Write each line out again exactly as written.

··· DATASET RECORDS

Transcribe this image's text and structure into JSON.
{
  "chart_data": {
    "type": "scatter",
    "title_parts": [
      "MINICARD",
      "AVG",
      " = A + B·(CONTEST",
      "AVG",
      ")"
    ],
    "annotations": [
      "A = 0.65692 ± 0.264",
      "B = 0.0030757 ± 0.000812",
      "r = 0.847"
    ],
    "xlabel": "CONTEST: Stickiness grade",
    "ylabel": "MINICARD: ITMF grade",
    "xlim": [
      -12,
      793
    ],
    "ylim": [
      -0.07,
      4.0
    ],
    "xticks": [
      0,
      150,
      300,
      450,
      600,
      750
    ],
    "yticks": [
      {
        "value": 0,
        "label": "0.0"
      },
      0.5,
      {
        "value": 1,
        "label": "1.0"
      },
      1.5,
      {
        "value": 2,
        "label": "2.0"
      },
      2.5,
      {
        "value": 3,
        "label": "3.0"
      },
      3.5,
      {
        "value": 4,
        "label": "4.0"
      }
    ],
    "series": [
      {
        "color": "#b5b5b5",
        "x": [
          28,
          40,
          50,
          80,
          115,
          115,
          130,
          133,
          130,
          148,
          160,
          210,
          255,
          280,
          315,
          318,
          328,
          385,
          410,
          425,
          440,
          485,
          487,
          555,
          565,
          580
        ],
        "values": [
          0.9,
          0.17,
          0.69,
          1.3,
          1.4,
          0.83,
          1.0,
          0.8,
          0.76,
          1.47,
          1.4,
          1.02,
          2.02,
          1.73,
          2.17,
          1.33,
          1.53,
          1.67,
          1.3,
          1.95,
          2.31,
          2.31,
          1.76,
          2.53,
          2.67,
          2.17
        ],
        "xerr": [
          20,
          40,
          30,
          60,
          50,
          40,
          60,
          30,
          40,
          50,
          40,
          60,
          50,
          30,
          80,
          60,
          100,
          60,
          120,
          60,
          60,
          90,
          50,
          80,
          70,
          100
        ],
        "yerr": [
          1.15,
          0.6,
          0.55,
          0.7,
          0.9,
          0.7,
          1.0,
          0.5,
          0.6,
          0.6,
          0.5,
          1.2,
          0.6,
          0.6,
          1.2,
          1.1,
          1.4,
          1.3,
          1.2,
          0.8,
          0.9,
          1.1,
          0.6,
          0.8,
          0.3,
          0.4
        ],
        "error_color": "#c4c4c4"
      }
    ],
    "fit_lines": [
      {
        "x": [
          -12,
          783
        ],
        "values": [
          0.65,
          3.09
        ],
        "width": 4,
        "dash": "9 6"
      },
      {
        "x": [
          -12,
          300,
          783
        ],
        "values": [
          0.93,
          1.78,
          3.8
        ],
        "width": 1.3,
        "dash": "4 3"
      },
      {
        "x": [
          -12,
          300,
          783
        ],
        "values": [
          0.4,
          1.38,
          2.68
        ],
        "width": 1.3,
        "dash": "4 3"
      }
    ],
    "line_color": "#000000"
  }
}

······

TASK OUTPUT
Transcribe this image's text and structure into JSON.
{
  "chart_data": {
    "type": "scatter",
    "title_parts": [
      "MINICARD",
      "AVG",
      " = A + B·(CONTEST",
      "AVG",
      ")"
    ],
    "annotations": [
      "A = 0.65692 ± 0.264",
      "B = 0.0030757 ± 0.000812",
      "r = 0.847"
    ],
    "xlabel": "CONTEST: Stickiness grade",
    "ylabel": "MINICARD: ITMF grade",
    "xlim": [
      -12,
      793
    ],
    "ylim": [
      -0.07,
      4.0
    ],
    "xticks": [
      0,
      150,
      300,
      450,
      600,
      750
    ],
    "yticks": [
      {
        "value": 0,
        "label": "0.0"
      },
      0.5,
      {
        "value": 1,
        "label": "1.0"
      },
      1.5,
      {
        "value": 2,
        "label": "2.0"
      },
      2.5,
      {
        "value": 3,
        "label": "3.0"
      },
      3.5,
      {
        "value": 4,
        "label": "4.0"
      }
    ],
    "series": [
      {
        "color": "#b5b5b5",
        "x": [
          28,
          40,
          50,
          80,
          115,
          115,
          130,
          133,
          130,
          148,
          160,
          210,
          255,
          280,
          315,
          318,
          328,
          385,
          410,
          425,
          440,
          485,
          487,
          555,
          565,
          580
        ],
        "values": [
          0.9,
          0.17,
          0.69,
          1.3,
          1.4,
          0.83,
          1.0,
          0.8,
          0.76,
          1.47,
          1.4,
          1.02,
          2.02,
          1.73,
          2.17,
          1.33,
          1.53,
          1.67,
          1.3,
          1.95,
          2.31,
          2.31,
          1.76,
          2.53,
          2.67,
          2.17
        ],
        "xerr": [
          20,
          40,
          30,
          60,
          50,
          40,
          60,
          30,
          40,
          50,
          40,
          60,
          50,
          30,
          80,
          60,
          100,
          60,
          120,
          60,
          60,
          90,
          50,
          80,
          70,
          100
        ],
        "yerr": [
          1.15,
          0.6,
          0.55,
          0.7,
          0.9,
          0.7,
          1.0,
          0.5,
          0.6,
          0.6,
          0.5,
          1.2,
          0.6,
          0.6,
          1.2,
          1.1,
          1.4,
          1.3,
          1.2,
          0.8,
          0.9,
          1.1,
          0.6,
          0.8,
          0.3,
          0.4
        ],
        "error_color": "#c4c4c4"
      }
    ],
    "fit_lines": [
      {
        "x": [
          -12,
          783
        ],
        "values": [
          0.65,
          3.09
        ],
        "width": 4,
        "dash": "9 6"
      },
      {
        "x": [
          -12,
          300,
          783
        ],
        "values": [
          0.93,
          1.78,
          3.8
        ],
        "width": 1.3,
        "dash": "4 3"
      },
      {
        "x": [
          -12,
          300,
          783
        ],
        "values": [
          0.4,
          1.38,
          2.68
        ],
        "width": 1.3,
        "dash": "4 3"
      }
    ],
    "line_color": "#000000"
  }
}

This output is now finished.